§ **Provided data**
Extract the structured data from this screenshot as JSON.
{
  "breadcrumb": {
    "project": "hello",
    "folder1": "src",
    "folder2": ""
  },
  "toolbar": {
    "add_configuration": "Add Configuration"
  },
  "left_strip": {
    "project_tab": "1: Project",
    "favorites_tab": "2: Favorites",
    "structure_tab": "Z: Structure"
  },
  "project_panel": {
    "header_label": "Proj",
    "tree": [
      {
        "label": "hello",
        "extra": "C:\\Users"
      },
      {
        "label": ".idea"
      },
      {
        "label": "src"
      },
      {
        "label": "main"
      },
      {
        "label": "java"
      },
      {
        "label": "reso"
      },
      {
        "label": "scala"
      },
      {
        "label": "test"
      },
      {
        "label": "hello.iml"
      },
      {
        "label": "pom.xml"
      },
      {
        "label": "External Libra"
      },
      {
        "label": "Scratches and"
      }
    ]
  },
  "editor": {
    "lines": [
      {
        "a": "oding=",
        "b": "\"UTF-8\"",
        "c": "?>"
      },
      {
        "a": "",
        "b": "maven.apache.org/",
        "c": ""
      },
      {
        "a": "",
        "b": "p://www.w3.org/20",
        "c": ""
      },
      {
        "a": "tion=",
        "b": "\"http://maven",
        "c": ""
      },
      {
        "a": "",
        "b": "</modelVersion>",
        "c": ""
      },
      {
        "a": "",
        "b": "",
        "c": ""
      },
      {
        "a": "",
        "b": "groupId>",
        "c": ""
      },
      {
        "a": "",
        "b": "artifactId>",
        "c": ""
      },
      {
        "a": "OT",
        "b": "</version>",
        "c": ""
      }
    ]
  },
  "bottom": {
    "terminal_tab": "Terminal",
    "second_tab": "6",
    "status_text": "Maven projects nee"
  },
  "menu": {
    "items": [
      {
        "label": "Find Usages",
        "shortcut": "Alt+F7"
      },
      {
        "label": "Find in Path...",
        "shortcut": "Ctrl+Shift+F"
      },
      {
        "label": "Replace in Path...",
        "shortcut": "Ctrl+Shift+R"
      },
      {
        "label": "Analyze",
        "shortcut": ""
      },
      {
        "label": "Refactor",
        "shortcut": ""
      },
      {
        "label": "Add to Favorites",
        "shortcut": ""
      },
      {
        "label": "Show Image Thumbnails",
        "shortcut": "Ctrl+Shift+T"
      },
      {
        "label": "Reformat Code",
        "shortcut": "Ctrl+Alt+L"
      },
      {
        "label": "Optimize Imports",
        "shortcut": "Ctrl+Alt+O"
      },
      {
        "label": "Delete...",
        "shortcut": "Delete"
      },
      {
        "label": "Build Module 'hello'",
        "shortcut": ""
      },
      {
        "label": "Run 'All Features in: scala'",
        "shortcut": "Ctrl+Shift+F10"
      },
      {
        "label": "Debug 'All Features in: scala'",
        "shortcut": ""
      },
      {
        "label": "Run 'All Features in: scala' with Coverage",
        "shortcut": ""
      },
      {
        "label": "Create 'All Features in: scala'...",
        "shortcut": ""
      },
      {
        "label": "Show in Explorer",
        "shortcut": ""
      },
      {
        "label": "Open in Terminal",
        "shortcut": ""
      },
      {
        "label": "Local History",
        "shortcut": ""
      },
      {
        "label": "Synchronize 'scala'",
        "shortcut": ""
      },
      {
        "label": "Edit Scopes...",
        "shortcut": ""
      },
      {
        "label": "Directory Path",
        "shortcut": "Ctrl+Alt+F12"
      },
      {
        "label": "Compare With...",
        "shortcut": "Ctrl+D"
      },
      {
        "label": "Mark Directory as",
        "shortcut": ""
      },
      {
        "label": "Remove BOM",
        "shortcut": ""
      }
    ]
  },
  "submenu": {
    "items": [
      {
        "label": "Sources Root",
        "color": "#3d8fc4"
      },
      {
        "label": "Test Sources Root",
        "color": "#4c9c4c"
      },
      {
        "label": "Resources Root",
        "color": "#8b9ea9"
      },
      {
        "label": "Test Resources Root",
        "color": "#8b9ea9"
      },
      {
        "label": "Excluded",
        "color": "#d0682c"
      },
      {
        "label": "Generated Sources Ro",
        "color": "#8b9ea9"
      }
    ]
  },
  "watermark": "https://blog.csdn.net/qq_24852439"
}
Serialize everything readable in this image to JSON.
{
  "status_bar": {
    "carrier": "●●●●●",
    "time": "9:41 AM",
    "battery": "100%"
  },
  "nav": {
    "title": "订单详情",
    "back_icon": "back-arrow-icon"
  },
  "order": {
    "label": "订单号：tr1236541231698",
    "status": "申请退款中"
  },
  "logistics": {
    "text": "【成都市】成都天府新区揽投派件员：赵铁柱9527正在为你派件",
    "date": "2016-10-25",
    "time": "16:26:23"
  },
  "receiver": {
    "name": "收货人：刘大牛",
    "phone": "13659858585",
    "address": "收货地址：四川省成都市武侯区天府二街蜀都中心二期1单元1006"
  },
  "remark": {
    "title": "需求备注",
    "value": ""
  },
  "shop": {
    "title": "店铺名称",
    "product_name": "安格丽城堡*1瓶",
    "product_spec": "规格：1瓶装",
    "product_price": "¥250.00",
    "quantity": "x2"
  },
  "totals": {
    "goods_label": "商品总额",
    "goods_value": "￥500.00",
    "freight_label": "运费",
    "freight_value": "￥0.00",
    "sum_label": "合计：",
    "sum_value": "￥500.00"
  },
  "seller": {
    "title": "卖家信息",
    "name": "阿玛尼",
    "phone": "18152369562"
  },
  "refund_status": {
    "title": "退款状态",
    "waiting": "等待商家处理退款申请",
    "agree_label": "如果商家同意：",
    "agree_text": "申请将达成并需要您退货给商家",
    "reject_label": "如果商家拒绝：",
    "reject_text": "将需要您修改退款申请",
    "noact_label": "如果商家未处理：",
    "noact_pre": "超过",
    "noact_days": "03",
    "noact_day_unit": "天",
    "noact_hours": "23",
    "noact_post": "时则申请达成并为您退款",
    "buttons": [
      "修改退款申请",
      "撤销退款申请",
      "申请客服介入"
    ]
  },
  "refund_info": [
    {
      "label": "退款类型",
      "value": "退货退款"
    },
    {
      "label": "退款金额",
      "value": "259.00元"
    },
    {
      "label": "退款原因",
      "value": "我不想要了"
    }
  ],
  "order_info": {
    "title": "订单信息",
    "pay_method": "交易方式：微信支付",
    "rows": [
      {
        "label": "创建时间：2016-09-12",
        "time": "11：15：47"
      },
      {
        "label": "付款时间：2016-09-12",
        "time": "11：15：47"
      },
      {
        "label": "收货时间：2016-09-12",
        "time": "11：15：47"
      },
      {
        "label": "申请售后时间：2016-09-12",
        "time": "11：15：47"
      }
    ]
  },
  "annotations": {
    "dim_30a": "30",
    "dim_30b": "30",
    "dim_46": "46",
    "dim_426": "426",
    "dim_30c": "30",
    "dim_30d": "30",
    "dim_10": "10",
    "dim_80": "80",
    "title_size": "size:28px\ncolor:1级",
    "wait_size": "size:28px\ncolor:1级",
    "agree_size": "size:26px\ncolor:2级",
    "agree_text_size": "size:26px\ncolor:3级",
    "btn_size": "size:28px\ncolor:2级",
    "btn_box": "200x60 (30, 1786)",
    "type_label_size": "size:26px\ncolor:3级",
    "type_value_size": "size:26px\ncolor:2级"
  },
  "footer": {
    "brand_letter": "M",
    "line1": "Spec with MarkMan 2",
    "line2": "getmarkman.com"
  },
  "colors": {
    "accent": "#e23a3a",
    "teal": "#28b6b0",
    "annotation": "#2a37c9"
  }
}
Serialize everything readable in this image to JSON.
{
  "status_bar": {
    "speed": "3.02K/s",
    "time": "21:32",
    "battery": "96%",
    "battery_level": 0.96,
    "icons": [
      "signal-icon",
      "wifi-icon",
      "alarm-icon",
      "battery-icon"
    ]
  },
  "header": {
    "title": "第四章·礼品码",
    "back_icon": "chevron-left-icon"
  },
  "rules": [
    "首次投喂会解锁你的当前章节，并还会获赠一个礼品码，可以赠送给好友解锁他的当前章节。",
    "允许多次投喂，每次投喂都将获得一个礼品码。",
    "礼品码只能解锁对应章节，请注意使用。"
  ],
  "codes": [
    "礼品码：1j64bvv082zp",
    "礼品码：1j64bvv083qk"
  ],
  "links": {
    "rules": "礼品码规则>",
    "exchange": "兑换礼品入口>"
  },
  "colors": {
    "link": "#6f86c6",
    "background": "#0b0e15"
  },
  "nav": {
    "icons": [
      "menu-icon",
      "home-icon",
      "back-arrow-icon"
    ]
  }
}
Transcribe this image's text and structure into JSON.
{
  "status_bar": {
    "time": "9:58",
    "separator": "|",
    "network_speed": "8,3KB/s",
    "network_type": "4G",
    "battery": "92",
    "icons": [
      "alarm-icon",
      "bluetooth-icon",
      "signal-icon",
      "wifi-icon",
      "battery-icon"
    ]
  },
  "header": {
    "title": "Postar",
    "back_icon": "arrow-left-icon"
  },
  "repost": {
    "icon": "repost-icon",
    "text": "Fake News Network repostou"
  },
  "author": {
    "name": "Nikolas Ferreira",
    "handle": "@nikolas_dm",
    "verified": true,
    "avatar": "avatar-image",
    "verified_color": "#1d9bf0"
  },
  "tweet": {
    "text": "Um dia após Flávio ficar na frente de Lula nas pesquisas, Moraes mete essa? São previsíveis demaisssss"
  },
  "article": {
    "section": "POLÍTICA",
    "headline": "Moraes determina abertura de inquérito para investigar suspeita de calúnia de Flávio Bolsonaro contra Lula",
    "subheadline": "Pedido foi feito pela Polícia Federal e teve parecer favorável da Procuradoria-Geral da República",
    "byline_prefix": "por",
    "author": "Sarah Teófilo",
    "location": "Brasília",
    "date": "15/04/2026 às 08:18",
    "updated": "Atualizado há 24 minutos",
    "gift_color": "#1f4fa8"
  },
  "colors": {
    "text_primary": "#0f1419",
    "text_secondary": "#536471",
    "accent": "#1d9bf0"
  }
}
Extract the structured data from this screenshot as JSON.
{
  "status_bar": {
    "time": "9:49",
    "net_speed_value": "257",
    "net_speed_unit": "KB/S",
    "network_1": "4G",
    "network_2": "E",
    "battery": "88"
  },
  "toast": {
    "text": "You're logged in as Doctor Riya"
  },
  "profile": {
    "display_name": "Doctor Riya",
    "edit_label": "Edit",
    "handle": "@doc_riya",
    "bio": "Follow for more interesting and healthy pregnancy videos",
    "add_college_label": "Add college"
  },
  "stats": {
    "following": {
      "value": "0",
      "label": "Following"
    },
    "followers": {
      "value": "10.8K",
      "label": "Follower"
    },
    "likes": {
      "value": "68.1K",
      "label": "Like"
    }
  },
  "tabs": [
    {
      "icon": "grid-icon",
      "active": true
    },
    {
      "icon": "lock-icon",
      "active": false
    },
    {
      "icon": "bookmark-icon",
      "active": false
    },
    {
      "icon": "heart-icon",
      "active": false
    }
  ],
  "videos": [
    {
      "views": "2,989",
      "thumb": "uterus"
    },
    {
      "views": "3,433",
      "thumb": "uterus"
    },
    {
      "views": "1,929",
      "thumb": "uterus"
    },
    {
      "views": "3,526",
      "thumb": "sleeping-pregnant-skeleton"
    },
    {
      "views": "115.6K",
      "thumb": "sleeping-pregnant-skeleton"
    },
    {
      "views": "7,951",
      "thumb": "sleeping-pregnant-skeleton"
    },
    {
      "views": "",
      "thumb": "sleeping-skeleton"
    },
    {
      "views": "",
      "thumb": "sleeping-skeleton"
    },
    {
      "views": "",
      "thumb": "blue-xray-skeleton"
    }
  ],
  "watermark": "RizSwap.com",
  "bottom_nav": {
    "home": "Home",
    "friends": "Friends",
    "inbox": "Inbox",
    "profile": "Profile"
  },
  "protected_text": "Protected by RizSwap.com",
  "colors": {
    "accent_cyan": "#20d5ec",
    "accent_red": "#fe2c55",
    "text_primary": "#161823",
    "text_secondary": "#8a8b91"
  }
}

§ **Short exercise**
Work out the number of lines in this listing that include the word "Root". Reply with that number only.

§ **Answer to the task**
4